## DESCRIPTION OF THE TASK
Extract the records below word for word and ignore the images.

## TASK INPUT
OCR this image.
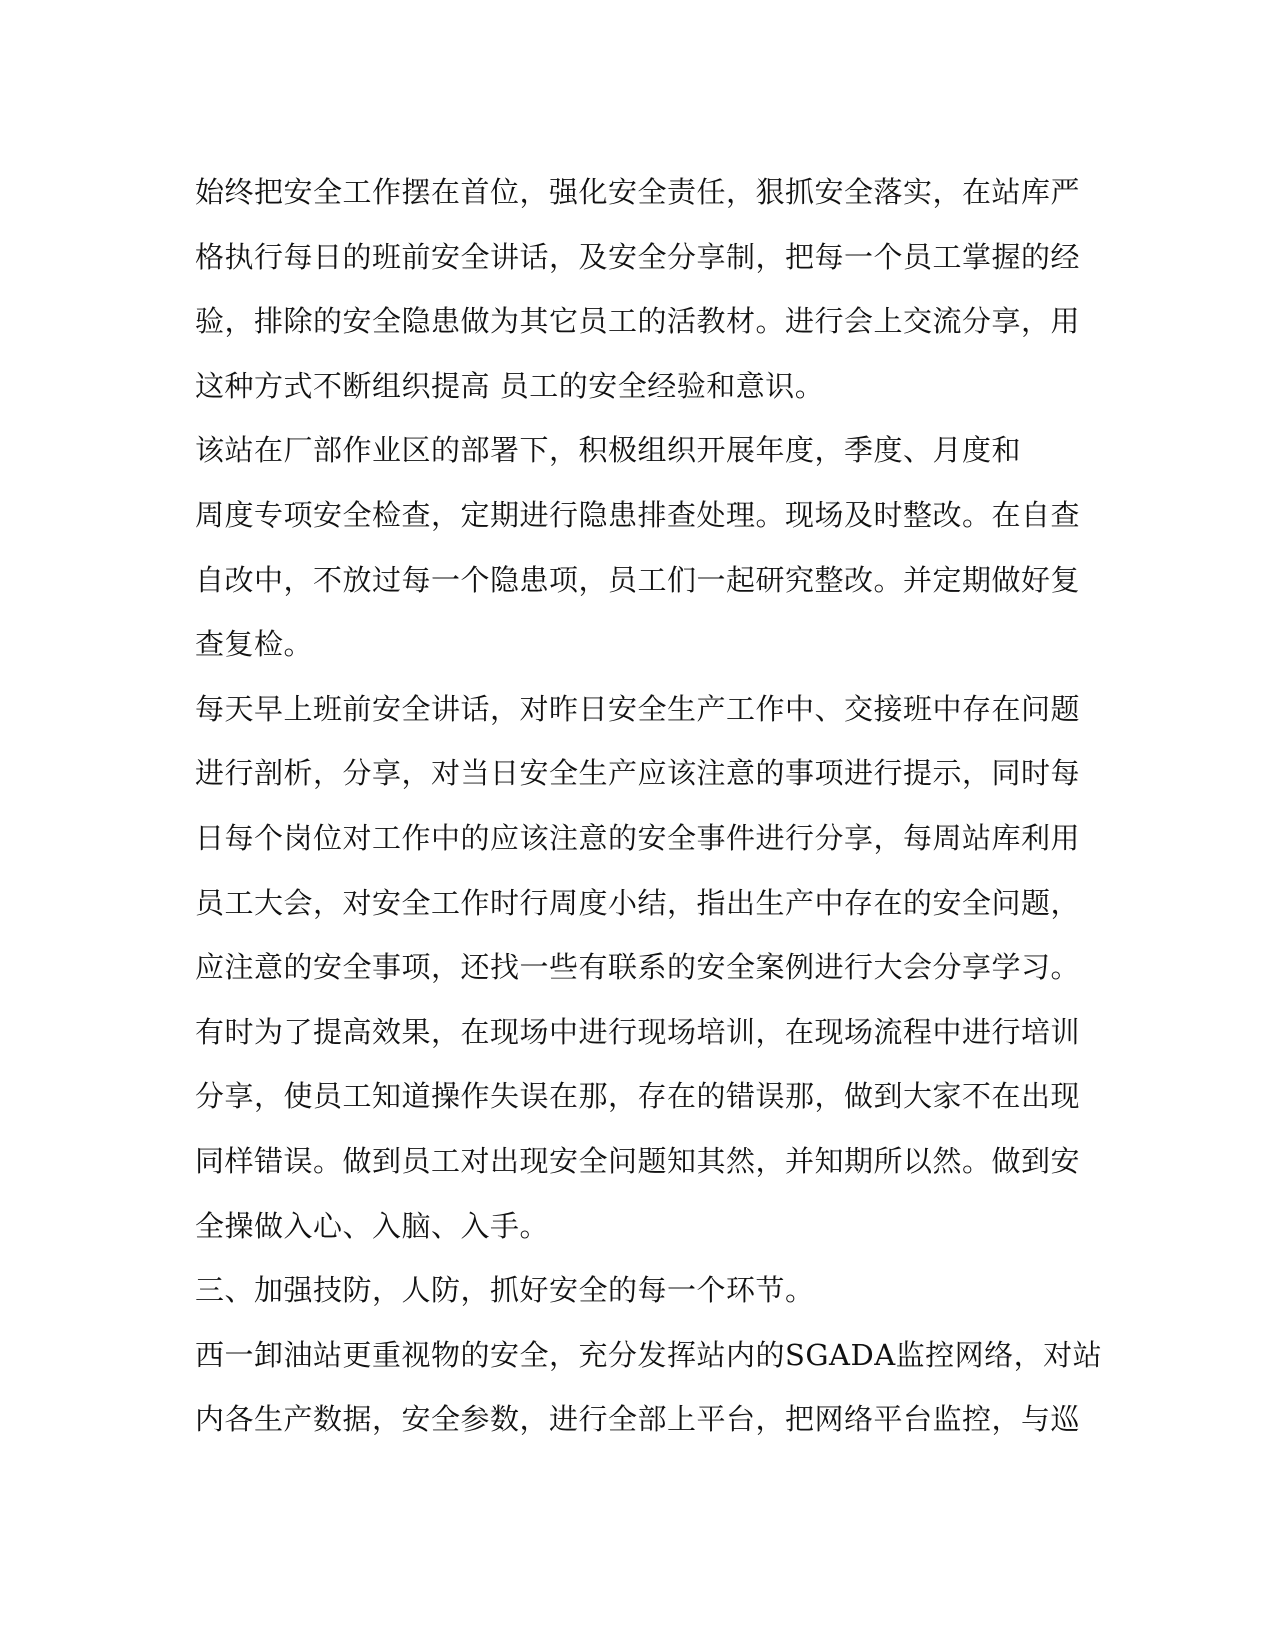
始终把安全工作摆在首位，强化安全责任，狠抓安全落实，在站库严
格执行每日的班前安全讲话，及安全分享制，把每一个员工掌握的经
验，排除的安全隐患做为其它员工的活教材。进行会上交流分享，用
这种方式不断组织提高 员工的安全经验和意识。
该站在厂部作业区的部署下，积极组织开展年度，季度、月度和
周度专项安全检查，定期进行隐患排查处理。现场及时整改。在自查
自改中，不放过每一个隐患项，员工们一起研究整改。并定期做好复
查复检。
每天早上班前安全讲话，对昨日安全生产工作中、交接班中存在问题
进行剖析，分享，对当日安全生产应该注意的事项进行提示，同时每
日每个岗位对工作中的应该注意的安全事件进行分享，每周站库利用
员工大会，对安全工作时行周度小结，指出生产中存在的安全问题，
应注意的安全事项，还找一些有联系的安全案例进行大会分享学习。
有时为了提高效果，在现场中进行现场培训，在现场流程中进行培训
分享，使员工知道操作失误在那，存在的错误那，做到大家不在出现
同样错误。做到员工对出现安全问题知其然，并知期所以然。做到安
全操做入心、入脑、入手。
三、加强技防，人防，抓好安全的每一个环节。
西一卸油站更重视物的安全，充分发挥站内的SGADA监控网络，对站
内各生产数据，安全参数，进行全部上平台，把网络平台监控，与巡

## WORKED SOLUTION
OCR this image.
始终把安全工作摆在首位，强化安全责任，狠抓安全落实，在站库严
格执行每日的班前安全讲话，及安全分享制，把每一个员工掌握的经
验，排除的安全隐患做为其它员工的活教材。进行会上交流分享，用
这种方式不断组织提高 员工的安全经验和意识。
该站在厂部作业区的部署下，积极组织开展年度，季度、月度和
周度专项安全检查，定期进行隐患排查处理。现场及时整改。在自查
自改中，不放过每一个隐患项，员工们一起研究整改。并定期做好复
查复检。
每天早上班前安全讲话，对昨日安全生产工作中、交接班中存在问题
进行剖析，分享，对当日安全生产应该注意的事项进行提示，同时每
日每个岗位对工作中的应该注意的安全事件进行分享，每周站库利用
员工大会，对安全工作时行周度小结，指出生产中存在的安全问题，
应注意的安全事项，还找一些有联系的安全案例进行大会分享学习。
有时为了提高效果，在现场中进行现场培训，在现场流程中进行培训
分享，使员工知道操作失误在那，存在的错误那，做到大家不在出现
同样错误。做到员工对出现安全问题知其然，并知期所以然。做到安
全操做入心、入脑、入手。
三、加强技防，人防，抓好安全的每一个环节。
西一卸油站更重视物的安全，充分发挥站内的SGADA监控网络，对站
内各生产数据，安全参数，进行全部上平台，把网络平台监控，与巡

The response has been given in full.